Source passage |
◇ ◇ ◇ ◇
Repression of lung tumor suppressor gene G protein-coupled receptor class C group 5 member A expression by inflammatory signal pathway / 上海交通大学学报（医学版）

ABSTRACT

Objective · To investigate the regulatory effects of inflammatory signaling pathway on the expression of G protein-coupled receptor class C group 5 member A (GPRC5A).Methods· Nuclear factor κB (NF-κB)-driven luciferase mice were intraperitoneally injected with lipopolysaccharide (LPS) to evaluate the activation of NF-κB in lungs.GPRC5A expression in lungs was assessed by Western blotting in the C57BL/6J mice injected with LPS.In vitro tests,human lung tumor cell lines Calu-1 and H322,and human embryonic kidney cell line HEK293T were administered with tumor nccrosis factor α (TNF-α) or transfected with p65 expression plasmid;Western blotting,RT-PCR,luciferase reporter gene experiment and immunofluorescence assay were used to analyze the effect of inflammation on GPRC5A expression.Results · Intraperitoneal injection of LPS induced activation of NF-κB pathway in lung tissues,which suppressed the expression of GPRC5A in mice lungs.In Calu-1 cells,TNF-α treatment greatly suppressed the expression of GPRC5A protein and mRNA.In HEK293T cells,transfection of p65 subunit of NF-κB suppressed the expression of GPRC5A promoter-driven luciferase reporter.The H322 cells transfected with green fluorescent protein-p65 almost did not express GPRC5A.Conclusion · NF-κB pathway acts at the promoter of GPRC5A and suppresses its mRNA and protein expression.
◇ ◇ ◇ ◇
(Source records)
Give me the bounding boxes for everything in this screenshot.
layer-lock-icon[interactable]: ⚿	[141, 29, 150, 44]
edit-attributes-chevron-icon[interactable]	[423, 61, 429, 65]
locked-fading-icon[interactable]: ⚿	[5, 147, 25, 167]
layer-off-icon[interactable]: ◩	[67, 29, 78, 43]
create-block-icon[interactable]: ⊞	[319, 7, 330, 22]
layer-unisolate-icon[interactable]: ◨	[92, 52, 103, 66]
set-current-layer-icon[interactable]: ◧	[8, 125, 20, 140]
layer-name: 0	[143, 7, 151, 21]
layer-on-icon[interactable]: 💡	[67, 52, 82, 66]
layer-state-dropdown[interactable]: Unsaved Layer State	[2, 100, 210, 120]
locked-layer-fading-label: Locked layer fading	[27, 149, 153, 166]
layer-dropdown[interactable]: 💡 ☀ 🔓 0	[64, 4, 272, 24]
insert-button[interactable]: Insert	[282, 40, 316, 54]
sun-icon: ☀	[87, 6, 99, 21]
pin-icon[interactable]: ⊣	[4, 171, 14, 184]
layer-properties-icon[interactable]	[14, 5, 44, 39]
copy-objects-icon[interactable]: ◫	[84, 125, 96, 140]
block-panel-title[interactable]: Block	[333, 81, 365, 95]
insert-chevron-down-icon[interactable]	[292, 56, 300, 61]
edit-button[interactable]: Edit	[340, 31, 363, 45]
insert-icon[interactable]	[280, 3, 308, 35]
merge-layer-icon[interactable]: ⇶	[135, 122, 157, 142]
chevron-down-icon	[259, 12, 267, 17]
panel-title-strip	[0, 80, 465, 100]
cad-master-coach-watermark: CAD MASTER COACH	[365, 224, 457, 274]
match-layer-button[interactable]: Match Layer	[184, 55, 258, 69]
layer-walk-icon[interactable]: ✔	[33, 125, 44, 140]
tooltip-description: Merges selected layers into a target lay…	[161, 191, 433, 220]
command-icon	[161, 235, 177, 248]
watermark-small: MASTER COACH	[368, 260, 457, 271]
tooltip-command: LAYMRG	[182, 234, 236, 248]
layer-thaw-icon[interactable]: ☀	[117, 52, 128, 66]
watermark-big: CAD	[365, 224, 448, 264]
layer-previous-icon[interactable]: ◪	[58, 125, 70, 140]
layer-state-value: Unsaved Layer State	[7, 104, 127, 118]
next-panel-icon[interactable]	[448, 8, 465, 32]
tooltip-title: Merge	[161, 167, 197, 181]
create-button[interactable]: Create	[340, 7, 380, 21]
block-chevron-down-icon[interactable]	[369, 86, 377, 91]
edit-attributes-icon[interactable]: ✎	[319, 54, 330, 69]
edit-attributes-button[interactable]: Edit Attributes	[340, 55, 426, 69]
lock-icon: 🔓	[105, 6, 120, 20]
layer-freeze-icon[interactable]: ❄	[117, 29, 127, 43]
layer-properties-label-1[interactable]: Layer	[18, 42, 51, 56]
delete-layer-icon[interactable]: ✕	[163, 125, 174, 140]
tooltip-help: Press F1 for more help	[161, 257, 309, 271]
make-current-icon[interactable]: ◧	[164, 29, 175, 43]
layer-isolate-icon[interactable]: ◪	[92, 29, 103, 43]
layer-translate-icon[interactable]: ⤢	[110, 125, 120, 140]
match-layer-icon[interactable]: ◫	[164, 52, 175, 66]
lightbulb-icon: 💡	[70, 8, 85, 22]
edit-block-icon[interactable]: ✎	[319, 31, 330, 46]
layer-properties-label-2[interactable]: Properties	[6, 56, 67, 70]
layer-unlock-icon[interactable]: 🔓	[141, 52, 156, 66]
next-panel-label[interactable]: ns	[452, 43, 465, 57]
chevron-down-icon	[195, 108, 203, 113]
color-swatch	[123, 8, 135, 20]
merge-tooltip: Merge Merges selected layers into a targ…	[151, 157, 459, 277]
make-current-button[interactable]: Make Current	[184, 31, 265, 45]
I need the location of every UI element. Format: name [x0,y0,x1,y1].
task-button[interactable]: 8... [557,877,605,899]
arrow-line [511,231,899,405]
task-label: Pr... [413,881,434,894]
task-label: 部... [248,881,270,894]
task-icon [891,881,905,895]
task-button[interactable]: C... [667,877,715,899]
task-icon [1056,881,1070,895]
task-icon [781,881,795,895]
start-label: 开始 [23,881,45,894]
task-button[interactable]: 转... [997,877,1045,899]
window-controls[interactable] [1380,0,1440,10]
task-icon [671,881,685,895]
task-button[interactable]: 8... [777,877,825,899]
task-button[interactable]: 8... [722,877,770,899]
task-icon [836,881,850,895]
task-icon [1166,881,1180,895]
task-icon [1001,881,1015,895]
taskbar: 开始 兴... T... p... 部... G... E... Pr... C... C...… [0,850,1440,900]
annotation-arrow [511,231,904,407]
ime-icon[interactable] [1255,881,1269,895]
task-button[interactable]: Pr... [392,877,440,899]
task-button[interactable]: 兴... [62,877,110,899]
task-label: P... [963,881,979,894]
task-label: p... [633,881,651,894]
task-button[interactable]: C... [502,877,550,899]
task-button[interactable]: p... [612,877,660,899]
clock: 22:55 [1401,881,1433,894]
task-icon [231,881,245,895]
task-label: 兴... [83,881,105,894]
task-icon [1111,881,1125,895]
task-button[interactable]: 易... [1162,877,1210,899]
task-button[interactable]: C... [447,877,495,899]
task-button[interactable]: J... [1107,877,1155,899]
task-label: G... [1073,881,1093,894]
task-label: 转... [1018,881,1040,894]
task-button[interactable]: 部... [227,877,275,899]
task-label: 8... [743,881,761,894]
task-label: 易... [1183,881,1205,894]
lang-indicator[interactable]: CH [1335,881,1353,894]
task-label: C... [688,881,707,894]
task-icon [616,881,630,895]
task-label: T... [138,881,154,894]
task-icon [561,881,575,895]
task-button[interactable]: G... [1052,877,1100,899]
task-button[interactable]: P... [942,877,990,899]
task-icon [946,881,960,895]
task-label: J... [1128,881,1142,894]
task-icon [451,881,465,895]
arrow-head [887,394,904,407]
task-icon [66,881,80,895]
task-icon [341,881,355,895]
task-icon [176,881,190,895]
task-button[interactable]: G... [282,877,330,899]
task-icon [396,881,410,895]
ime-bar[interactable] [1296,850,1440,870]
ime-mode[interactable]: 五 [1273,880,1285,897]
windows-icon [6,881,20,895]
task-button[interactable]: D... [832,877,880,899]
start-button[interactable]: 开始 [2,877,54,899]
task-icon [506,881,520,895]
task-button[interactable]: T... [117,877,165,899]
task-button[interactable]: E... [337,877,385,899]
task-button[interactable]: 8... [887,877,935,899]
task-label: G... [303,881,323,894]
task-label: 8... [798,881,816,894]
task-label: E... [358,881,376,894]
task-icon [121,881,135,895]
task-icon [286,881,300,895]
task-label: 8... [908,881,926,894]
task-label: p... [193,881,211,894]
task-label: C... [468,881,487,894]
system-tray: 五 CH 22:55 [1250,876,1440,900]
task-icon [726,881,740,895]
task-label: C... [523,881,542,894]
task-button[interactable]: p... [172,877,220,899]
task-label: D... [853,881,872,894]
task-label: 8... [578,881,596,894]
◇ ◇ ◇ ◇
Your instructions | Reproduce the full GPRC5A abstract word for word.

Output for this task |
Repression of lung tumor suppressor gene G protein-coupled receptor class C group 5 member A expression by inflammatory signal pathway / 上海交通大学学报（医学版）

ABSTRACT

Objective · To investigate the regulatory effects of inflammatory signaling pathway on the expression of G protein-coupled receptor class C group 5 member A (GPRC5A).Methods· Nuclear factor κB (NF-κB)-driven luciferase mice were intraperitoneally injected with lipopolysaccharide (LPS) to evaluate the activation of NF-κB in lungs.GPRC5A expression in lungs was assessed by Western blotting in the C57BL/6J mice injected with LPS.In vitro tests,human lung tumor cell lines Calu-1 and H322,and human embryonic kidney cell line HEK293T were administered with tumor nccrosis factor α (TNF-α) or transfected with p65 expression plasmid;Western blotting,RT-PCR,luciferase reporter gene experiment and immunofluorescence assay were used to analyze the effect of inflammation on GPRC5A expression.Results · Intraperitoneal injection of LPS induced activation of NF-κB pathway in lung tissues,which suppressed the expression of GPRC5A in mice lungs.In Calu-1 cells,TNF-α treatment greatly suppressed the expression of GPRC5A protein and mRNA.In HEK293T cells,transfection of p65 subunit of NF-κB suppressed the expression of GPRC5A promoter-driven luciferase reporter.The H322 cells transfected with green fluorescent protein-p65 almost did not express GPRC5A.Conclusion · NF-κB pathway acts at the promoter of GPRC5A and suppresses its mRNA and protein expression.